Exercise inputs:
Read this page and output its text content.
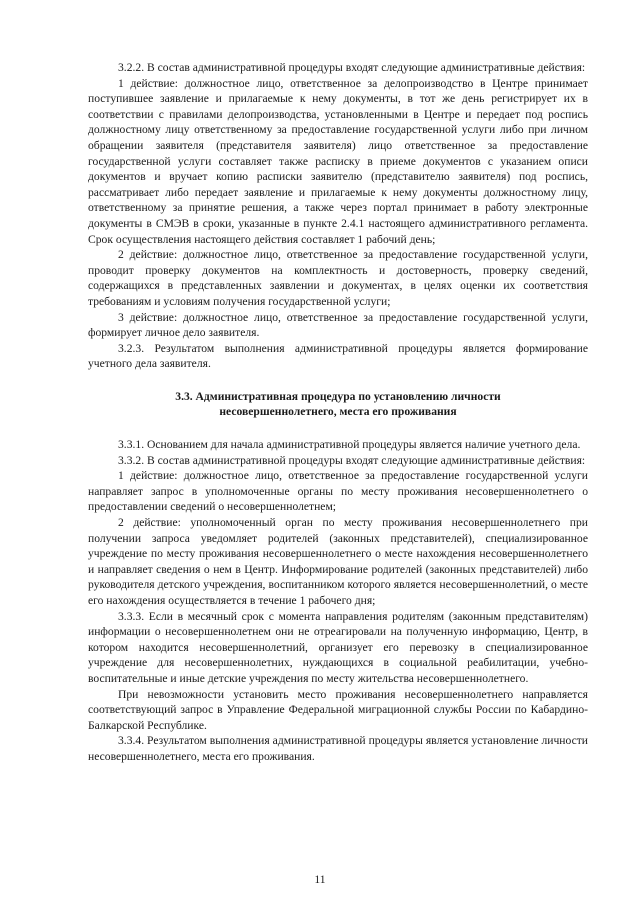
3.2.2. В состав административной процедуры входят следующие административные действия:

1 действие: должностное лицо, ответственное за делопроизводство в Центре принимает поступившее заявление и прилагаемые к нему документы, в тот же день регистрирует их в соответствии с правилами делопроизводства, установленными в Центре и передает под роспись должностному лицу ответственному за предоставление государственной услуги либо при личном обращении заявителя (представителя заявителя) лицо ответственное за предоставление государственной услуги составляет также расписку в приеме документов с указанием описи документов и вручает копию расписки заявителю (представителю заявителя) под роспись, рассматривает либо передает заявление и прилагаемые к нему документы должностному лицу, ответственному за принятие решения, а также через портал принимает в работу электронные документы в СМЭВ в сроки, указанные в пункте 2.4.1 настоящего административного регламента. Срок осуществления настоящего действия составляет 1 рабочий день;

2 действие: должностное лицо, ответственное за предоставление государственной услуги, проводит проверку документов на комплектность и достоверность, проверку сведений, содержащихся в представленных заявлении и документах, в целях оценки их соответствия требованиям и условиям получения государственной услуги;

3 действие: должностное лицо, ответственное за предоставление государственной услуги, формирует личное дело заявителя.

3.2.3. Результатом выполнения административной процедуры является формирование учетного дела заявителя.

3.3. Административная процедура по установлению личности
несовершеннолетнего, места его проживания

3.3.1. Основанием для начала административной процедуры является наличие учетного дела.

3.3.2. В состав административной процедуры входят следующие административные действия:

1 действие: должностное лицо, ответственное за предоставление государственной услуги направляет запрос в уполномоченные органы по месту проживания несовершеннолетнего о предоставлении сведений о несовершеннолетнем;

2 действие: уполномоченный орган по месту проживания несовершеннолетнего при получении запроса уведомляет родителей (законных представителей), специализированное учреждение по месту проживания несовершеннолетнего о месте нахождения несовершеннолетнего и направляет сведения о нем в Центр. Информирование родителей (законных представителей) либо руководителя детского учреждения, воспитанником которого является несовершеннолетний, о месте его нахождения осуществляется в течение 1 рабочего дня;

3.3.3. Если в месячный срок с момента направления родителям (законным представителям) информации о несовершеннолетнем они не отреагировали на полученную информацию, Центр, в котором находится несовершеннолетний, организует его перевозку в специализированное учреждение для несовершеннолетних, нуждающихся в социальной реабилитации, учебно-воспитательные и иные детские учреждения по месту жительства несовершеннолетнего.

При невозможности установить место проживания несовершеннолетнего направляется соответствующий запрос в Управление Федеральной миграционной службы России по Кабардино-Балкарской Республике.

3.3.4. Результатом выполнения административной процедуры является установление личности несовершеннолетнего, места его проживания.

11
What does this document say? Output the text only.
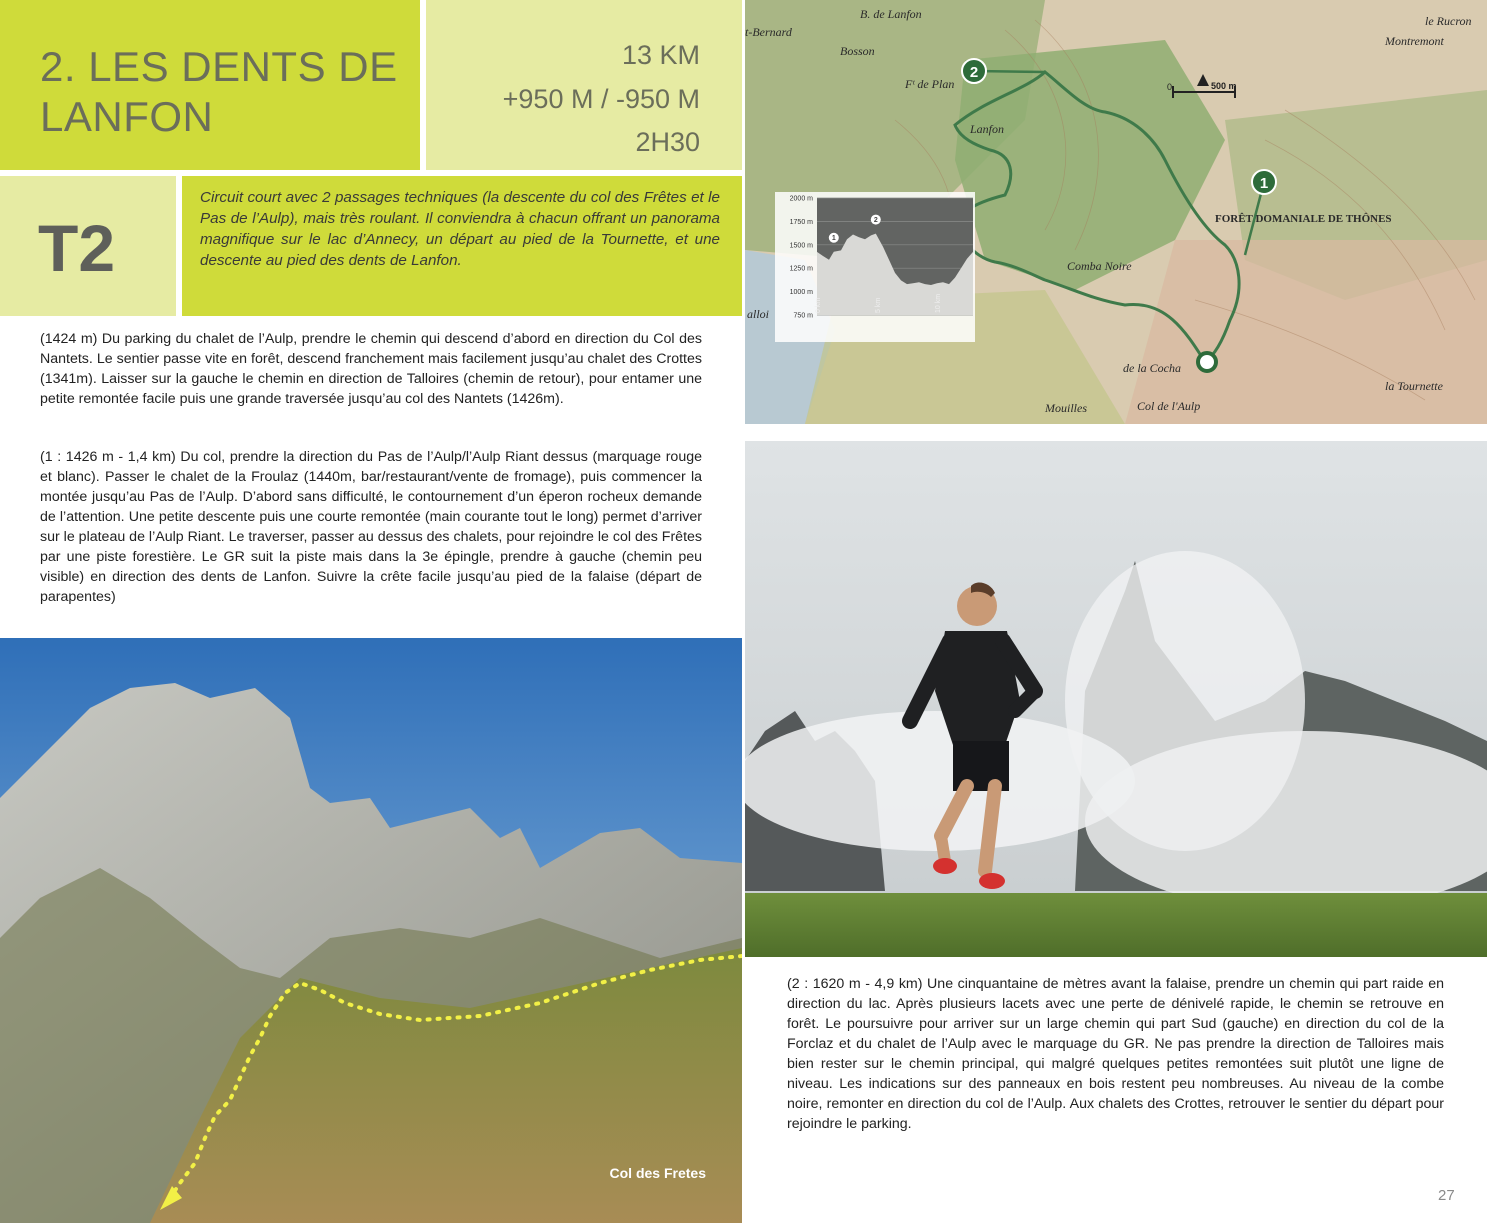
2. LES DENTS DE
LANFON
13 KM
+950 M / -950 M
2H30
T2
Circuit court avec 2 passages techniques (la descente du col des Frêtes et le Pas de l’Aulp), mais très roulant. Il conviendra à chacun offrant un panorama magnifique sur le lac d’Annecy, un départ au pied de la Tournette, et une descente au pied des dents de Lanfon.
(1424 m) Du parking du chalet de l’Aulp, prendre le chemin qui descend d’abord en direction du Col des Nantets. Le sentier passe vite en forêt, descend franchement mais facilement jusqu’au chalet des Crottes (1341m). Laisser sur la gauche le chemin en direction de Talloires (chemin de retour), pour entamer une petite remontée facile puis une grande traversée jusqu’au col des Nantets (1426m).
(1 : 1426 m - 1,4 km) Du col, prendre la direction du Pas de l’Aulp/l’Aulp Riant dessus (marquage rouge et blanc). Passer le chalet de la Froulaz (1440m, bar/restaurant/vente de fromage), puis commencer la montée jusqu’au Pas de l’Aulp. D’abord sans difficulté, le contournement d’un éperon rocheux demande de l’attention. Une petite descente puis une courte remontée (main courante tout le long) permet d’arriver sur le plateau de l’Aulp Riant. Le traverser, passer au dessus des chalets, pour rejoindre le col des Frêtes par une piste forestière. Le GR suit la piste mais dans la 3e épingle, prendre à gauche (chemin peu visible) en direction des dents de Lanfon. Suivre la crête facile jusqu’au pied de la falaise (départ de parapentes)
Col des Fretes
2
1
0	500 m
B. de Lanfon
t-Bernard
Bosson
Montremont
le Rucron
Fᵗ de Plan
Lanfon
Comba Noire
Col de l'Aulp
de la Cocha
la Tournette
Mouilles
alloi
FORÊT DOMANIALE DE THÔNES
750 m
1000 m
1250 m
1500 m
1750 m
2000 m
0 km	5 km	10 km
1
2
(2 : 1620 m - 4,9 km) Une cinquantaine de mètres avant la falaise, prendre un chemin qui part raide en direction du lac. Après plusieurs lacets avec une perte de dénivelé rapide, le chemin se retrouve en forêt. Le poursuivre pour arriver sur un large chemin qui part Sud (gauche) en direction du col de la Forclaz et du chalet de l’Aulp avec le marquage du GR. Ne pas prendre la direction de Talloires mais bien rester sur le chemin principal, qui malgré quelques petites remontées suit plutôt une ligne de niveau. Les indications sur des panneaux en bois restent peu nombreuses. Au niveau de la combe noire, remonter en direction du col de l’Aulp. Aux chalets des Crottes, retrouver le sentier du départ pour rejoindre le parking.
27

Exercise instructions: Quote every line of the records above exactly; no picture is to be copied.

Solution to this exercise:
Read this page and output its text content.
3.2.2. В состав административной процедуры входят следующие административные действия:

1 действие: должностное лицо, ответственное за делопроизводство в Центре принимает поступившее заявление и прилагаемые к нему документы, в тот же день регистрирует их в соответствии с правилами делопроизводства, установленными в Центре и передает под роспись должностному лицу ответственному за предоставление государственной услуги либо при личном обращении заявителя (представителя заявителя) лицо ответственное за предоставление государственной услуги составляет также расписку в приеме документов с указанием описи документов и вручает копию расписки заявителю (представителю заявителя) под роспись, рассматривает либо передает заявление и прилагаемые к нему документы должностному лицу, ответственному за принятие решения, а также через портал принимает в работу электронные документы в СМЭВ в сроки, указанные в пункте 2.4.1 настоящего административного регламента. Срок осуществления настоящего действия составляет 1 рабочий день;

2 действие: должностное лицо, ответственное за предоставление государственной услуги, проводит проверку документов на комплектность и достоверность, проверку сведений, содержащихся в представленных заявлении и документах, в целях оценки их соответствия требованиям и условиям получения государственной услуги;

3 действие: должностное лицо, ответственное за предоставление государственной услуги, формирует личное дело заявителя.

3.2.3. Результатом выполнения административной процедуры является формирование учетного дела заявителя.

3.3. Административная процедура по установлению личности
несовершеннолетнего, места его проживания

3.3.1. Основанием для начала административной процедуры является наличие учетного дела.

3.3.2. В состав административной процедуры входят следующие административные действия:

1 действие: должностное лицо, ответственное за предоставление государственной услуги направляет запрос в уполномоченные органы по месту проживания несовершеннолетнего о предоставлении сведений о несовершеннолетнем;

2 действие: уполномоченный орган по месту проживания несовершеннолетнего при получении запроса уведомляет родителей (законных представителей), специализированное учреждение по месту проживания несовершеннолетнего о месте нахождения несовершеннолетнего и направляет сведения о нем в Центр. Информирование родителей (законных представителей) либо руководителя детского учреждения, воспитанником которого является несовершеннолетний, о месте его нахождения осуществляется в течение 1 рабочего дня;

3.3.3. Если в месячный срок с момента направления родителям (законным представителям) информации о несовершеннолетнем они не отреагировали на полученную информацию, Центр, в котором находится несовершеннолетний, организует его перевозку в специализированное учреждение для несовершеннолетних, нуждающихся в социальной реабилитации, учебно-воспитательные и иные детские учреждения по месту жительства несовершеннолетнего.

При невозможности установить место проживания несовершеннолетнего направляется соответствующий запрос в Управление Федеральной миграционной службы России по Кабардино-Балкарской Республике.

3.3.4. Результатом выполнения административной процедуры является установление личности несовершеннолетнего, места его проживания.

11
What does this document say? Output the text only.
2. LES DENTS DE
LANFON
13 KM
+950 M / -950 M
2H30
T2
Circuit court avec 2 passages techniques (la descente du col des Frêtes et le Pas de l’Aulp), mais très roulant. Il conviendra à chacun offrant un panorama magnifique sur le lac d’Annecy, un départ au pied de la Tournette, et une descente au pied des dents de Lanfon.
(1424 m) Du parking du chalet de l’Aulp, prendre le chemin qui descend d’abord en direction du Col des Nantets. Le sentier passe vite en forêt, descend franchement mais facilement jusqu’au chalet des Crottes (1341m). Laisser sur la gauche le chemin en direction de Talloires (chemin de retour), pour entamer une petite remontée facile puis une grande traversée jusqu’au col des Nantets (1426m).
(1 : 1426 m - 1,4 km) Du col, prendre la direction du Pas de l’Aulp/l’Aulp Riant dessus (marquage rouge et blanc). Passer le chalet de la Froulaz (1440m, bar/restaurant/vente de fromage), puis commencer la montée jusqu’au Pas de l’Aulp. D’abord sans difficulté, le contournement d’un éperon rocheux demande de l’attention. Une petite descente puis une courte remontée (main courante tout le long) permet d’arriver sur le plateau de l’Aulp Riant. Le traverser, passer au dessus des chalets, pour rejoindre le col des Frêtes par une piste forestière. Le GR suit la piste mais dans la 3e épingle, prendre à gauche (chemin peu visible) en direction des dents de Lanfon. Suivre la crête facile jusqu’au pied de la falaise (départ de parapentes)
Col des Fretes
2
1
0	500 m
B. de Lanfon
t-Bernard
Bosson
Montremont
le Rucron
Fᵗ de Plan
Lanfon
Comba Noire
Col de l'Aulp
de la Cocha
la Tournette
Mouilles
alloi
FORÊT DOMANIALE DE THÔNES
750 m
1000 m
1250 m
1500 m
1750 m
2000 m
0 km	5 km	10 km
1
2
(2 : 1620 m - 4,9 km) Une cinquantaine de mètres avant la falaise, prendre un chemin qui part raide en direction du lac. Après plusieurs lacets avec une perte de dénivelé rapide, le chemin se retrouve en forêt. Le poursuivre pour arriver sur un large chemin qui part Sud (gauche) en direction du col de la Forclaz et du chalet de l’Aulp avec le marquage du GR. Ne pas prendre la direction de Talloires mais bien rester sur le chemin principal, qui malgré quelques petites remontées suit plutôt une ligne de niveau. Les indications sur des panneaux en bois restent peu nombreuses. Au niveau de la combe noire, remonter en direction du col de l’Aulp. Aux chalets des Crottes, retrouver le sentier du départ pour rejoindre le parking.
27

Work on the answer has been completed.